___ STORED ROWS ___

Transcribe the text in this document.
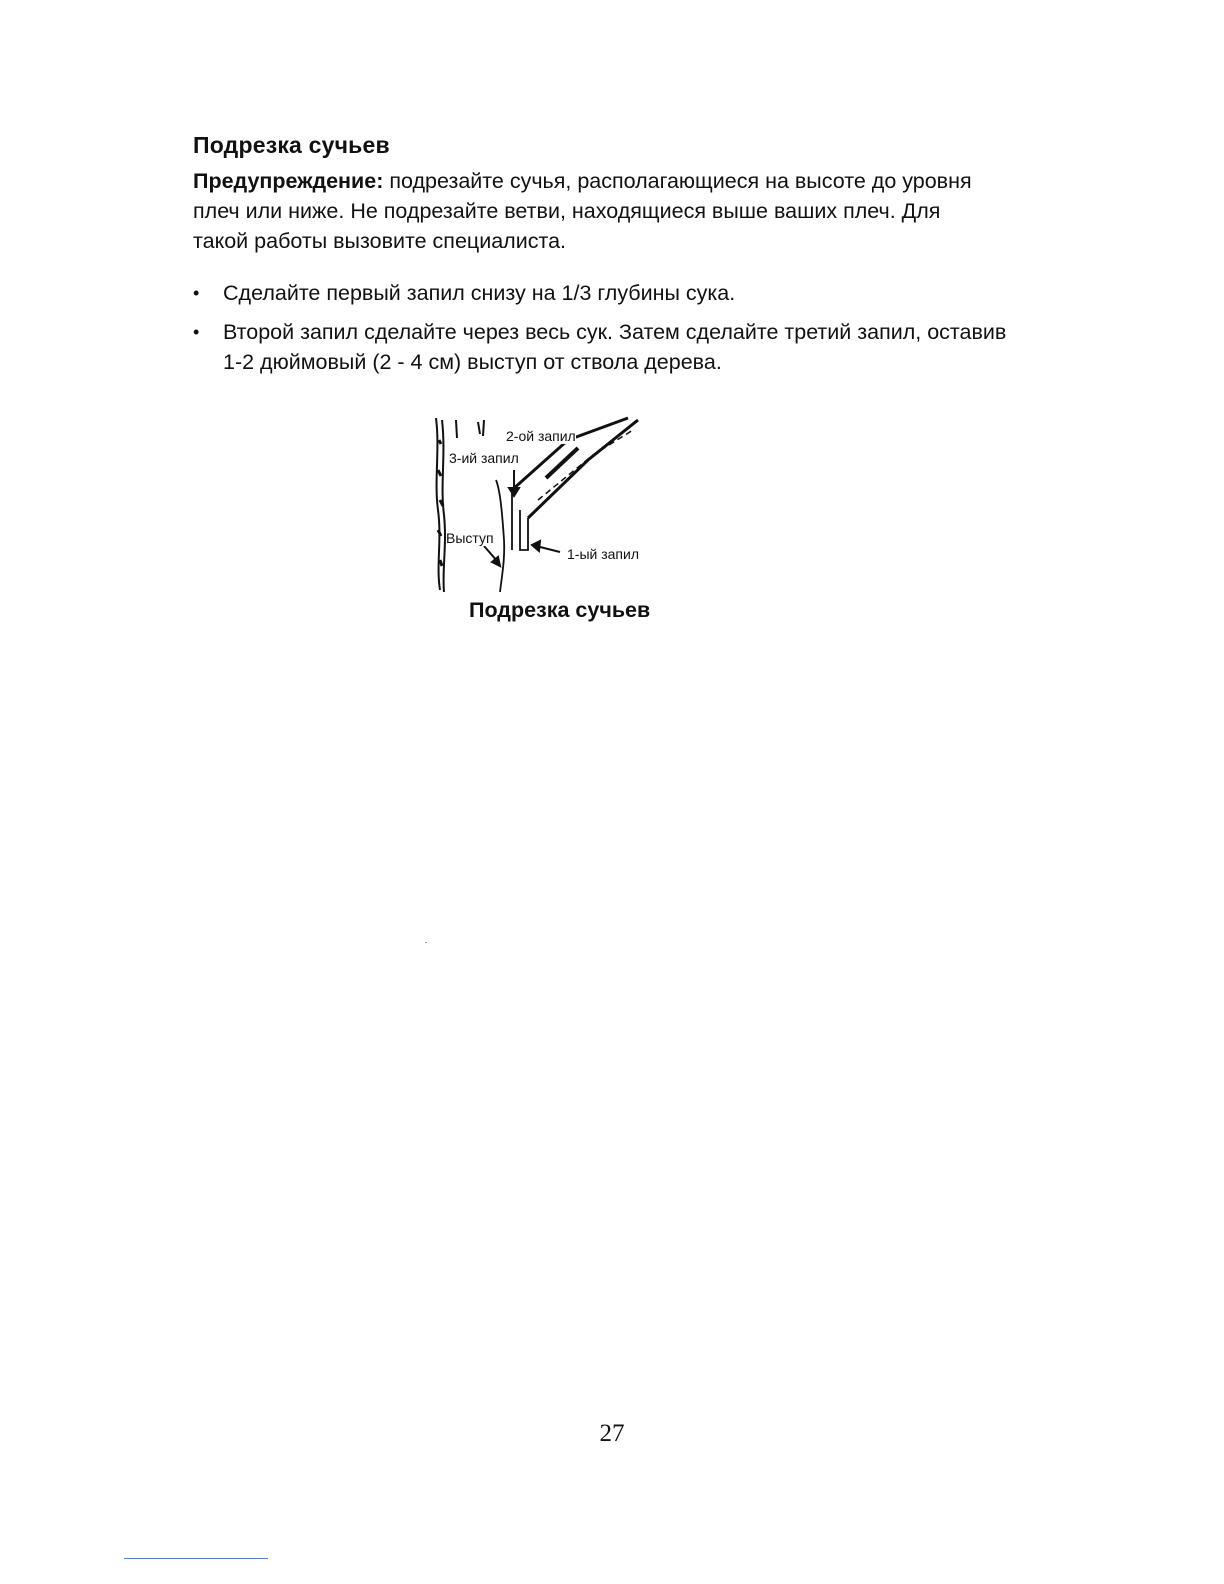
Подрезка сучьев
Предупреждение: подрезайте сучья, располагающиеся на высоте до уровня плеч или ниже. Не подрезайте ветви, находящиеся выше ваших плеч. Для такой работы вызовите специалиста.
• Сделайте первый запил снизу на 1/3 глубины сука.
• Второй запил сделайте через весь сук. Затем сделайте третий запил, оставив 1-2 дюймовый (2 - 4 см) выступ от ствола дерева.
2-ой запил
3-ий запил
Выступ
1-ый запил
Подрезка сучьев
27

___

• TASK DIRECTIONS
Restate each of the entries above word for word and skip every image.

• FULL SOLUTION
Transcribe the text in this document.
Подрезка сучьев
Предупреждение: подрезайте сучья, располагающиеся на высоте до уровня плеч или ниже. Не подрезайте ветви, находящиеся выше ваших плеч. Для такой работы вызовите специалиста.
• Сделайте первый запил снизу на 1/3 глубины сука.
• Второй запил сделайте через весь сук. Затем сделайте третий запил, оставив 1-2 дюймовый (2 - 4 см) выступ от ствола дерева.
2-ой запил
3-ий запил
Выступ
1-ый запил
Подрезка сучьев
27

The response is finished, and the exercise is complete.